_Instructions for the task_:
Restate the records in their entirety, word for word.
>> START Records for processing
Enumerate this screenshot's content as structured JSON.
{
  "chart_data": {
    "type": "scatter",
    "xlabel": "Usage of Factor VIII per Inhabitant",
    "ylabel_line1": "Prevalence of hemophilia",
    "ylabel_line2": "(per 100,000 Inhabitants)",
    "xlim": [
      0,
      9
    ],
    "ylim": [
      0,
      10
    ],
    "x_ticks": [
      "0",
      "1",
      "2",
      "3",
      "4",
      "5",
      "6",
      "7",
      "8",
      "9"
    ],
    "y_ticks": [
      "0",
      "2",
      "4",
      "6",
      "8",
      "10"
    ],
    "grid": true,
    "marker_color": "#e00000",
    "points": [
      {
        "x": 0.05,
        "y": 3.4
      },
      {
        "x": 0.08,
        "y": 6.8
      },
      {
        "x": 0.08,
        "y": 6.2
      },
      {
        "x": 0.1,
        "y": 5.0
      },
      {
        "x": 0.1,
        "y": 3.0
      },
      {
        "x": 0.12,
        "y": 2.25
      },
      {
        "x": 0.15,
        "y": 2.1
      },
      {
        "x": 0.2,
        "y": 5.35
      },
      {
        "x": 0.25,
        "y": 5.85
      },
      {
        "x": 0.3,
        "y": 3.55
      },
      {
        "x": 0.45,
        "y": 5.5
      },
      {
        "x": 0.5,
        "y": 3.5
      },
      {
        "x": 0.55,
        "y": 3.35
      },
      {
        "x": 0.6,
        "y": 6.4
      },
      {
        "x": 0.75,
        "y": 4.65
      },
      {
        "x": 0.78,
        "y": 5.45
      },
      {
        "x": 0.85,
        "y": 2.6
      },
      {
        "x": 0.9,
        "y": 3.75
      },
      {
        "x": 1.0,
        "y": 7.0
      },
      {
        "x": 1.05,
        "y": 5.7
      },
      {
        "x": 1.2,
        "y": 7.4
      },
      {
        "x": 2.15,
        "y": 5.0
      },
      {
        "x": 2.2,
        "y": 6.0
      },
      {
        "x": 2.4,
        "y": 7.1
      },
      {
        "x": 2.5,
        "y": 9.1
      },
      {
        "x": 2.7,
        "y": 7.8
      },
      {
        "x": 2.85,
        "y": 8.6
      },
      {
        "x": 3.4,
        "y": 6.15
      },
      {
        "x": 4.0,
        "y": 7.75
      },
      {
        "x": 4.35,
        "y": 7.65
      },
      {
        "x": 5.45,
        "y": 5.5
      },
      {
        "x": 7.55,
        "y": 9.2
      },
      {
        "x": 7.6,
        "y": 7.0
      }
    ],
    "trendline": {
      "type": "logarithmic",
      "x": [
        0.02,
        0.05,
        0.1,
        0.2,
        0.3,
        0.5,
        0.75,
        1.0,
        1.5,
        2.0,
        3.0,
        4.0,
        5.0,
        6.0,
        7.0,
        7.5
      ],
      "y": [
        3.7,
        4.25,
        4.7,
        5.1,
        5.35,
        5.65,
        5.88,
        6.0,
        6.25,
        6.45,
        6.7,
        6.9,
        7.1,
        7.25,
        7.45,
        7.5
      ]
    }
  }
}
>> END Records for processing
_Expected answer_:
Enumerate this screenshot's content as structured JSON.
{
  "chart_data": {
    "type": "scatter",
    "xlabel": "Usage of Factor VIII per Inhabitant",
    "ylabel_line1": "Prevalence of hemophilia",
    "ylabel_line2": "(per 100,000 Inhabitants)",
    "xlim": [
      0,
      9
    ],
    "ylim": [
      0,
      10
    ],
    "x_ticks": [
      "0",
      "1",
      "2",
      "3",
      "4",
      "5",
      "6",
      "7",
      "8",
      "9"
    ],
    "y_ticks": [
      "0",
      "2",
      "4",
      "6",
      "8",
      "10"
    ],
    "grid": true,
    "marker_color": "#e00000",
    "points": [
      {
        "x": 0.05,
        "y": 3.4
      },
      {
        "x": 0.08,
        "y": 6.8
      },
      {
        "x": 0.08,
        "y": 6.2
      },
      {
        "x": 0.1,
        "y": 5.0
      },
      {
        "x": 0.1,
        "y": 3.0
      },
      {
        "x": 0.12,
        "y": 2.25
      },
      {
        "x": 0.15,
        "y": 2.1
      },
      {
        "x": 0.2,
        "y": 5.35
      },
      {
        "x": 0.25,
        "y": 5.85
      },
      {
        "x": 0.3,
        "y": 3.55
      },
      {
        "x": 0.45,
        "y": 5.5
      },
      {
        "x": 0.5,
        "y": 3.5
      },
      {
        "x": 0.55,
        "y": 3.35
      },
      {
        "x": 0.6,
        "y": 6.4
      },
      {
        "x": 0.75,
        "y": 4.65
      },
      {
        "x": 0.78,
        "y": 5.45
      },
      {
        "x": 0.85,
        "y": 2.6
      },
      {
        "x": 0.9,
        "y": 3.75
      },
      {
        "x": 1.0,
        "y": 7.0
      },
      {
        "x": 1.05,
        "y": 5.7
      },
      {
        "x": 1.2,
        "y": 7.4
      },
      {
        "x": 2.15,
        "y": 5.0
      },
      {
        "x": 2.2,
        "y": 6.0
      },
      {
        "x": 2.4,
        "y": 7.1
      },
      {
        "x": 2.5,
        "y": 9.1
      },
      {
        "x": 2.7,
        "y": 7.8
      },
      {
        "x": 2.85,
        "y": 8.6
      },
      {
        "x": 3.4,
        "y": 6.15
      },
      {
        "x": 4.0,
        "y": 7.75
      },
      {
        "x": 4.35,
        "y": 7.65
      },
      {
        "x": 5.45,
        "y": 5.5
      },
      {
        "x": 7.55,
        "y": 9.2
      },
      {
        "x": 7.6,
        "y": 7.0
      }
    ],
    "trendline": {
      "type": "logarithmic",
      "x": [
        0.02,
        0.05,
        0.1,
        0.2,
        0.3,
        0.5,
        0.75,
        1.0,
        1.5,
        2.0,
        3.0,
        4.0,
        5.0,
        6.0,
        7.0,
        7.5
      ],
      "y": [
        3.7,
        4.25,
        4.7,
        5.1,
        5.35,
        5.65,
        5.88,
        6.0,
        6.25,
        6.45,
        6.7,
        6.9,
        7.1,
        7.25,
        7.45,
        7.5
      ]
    }
  }
}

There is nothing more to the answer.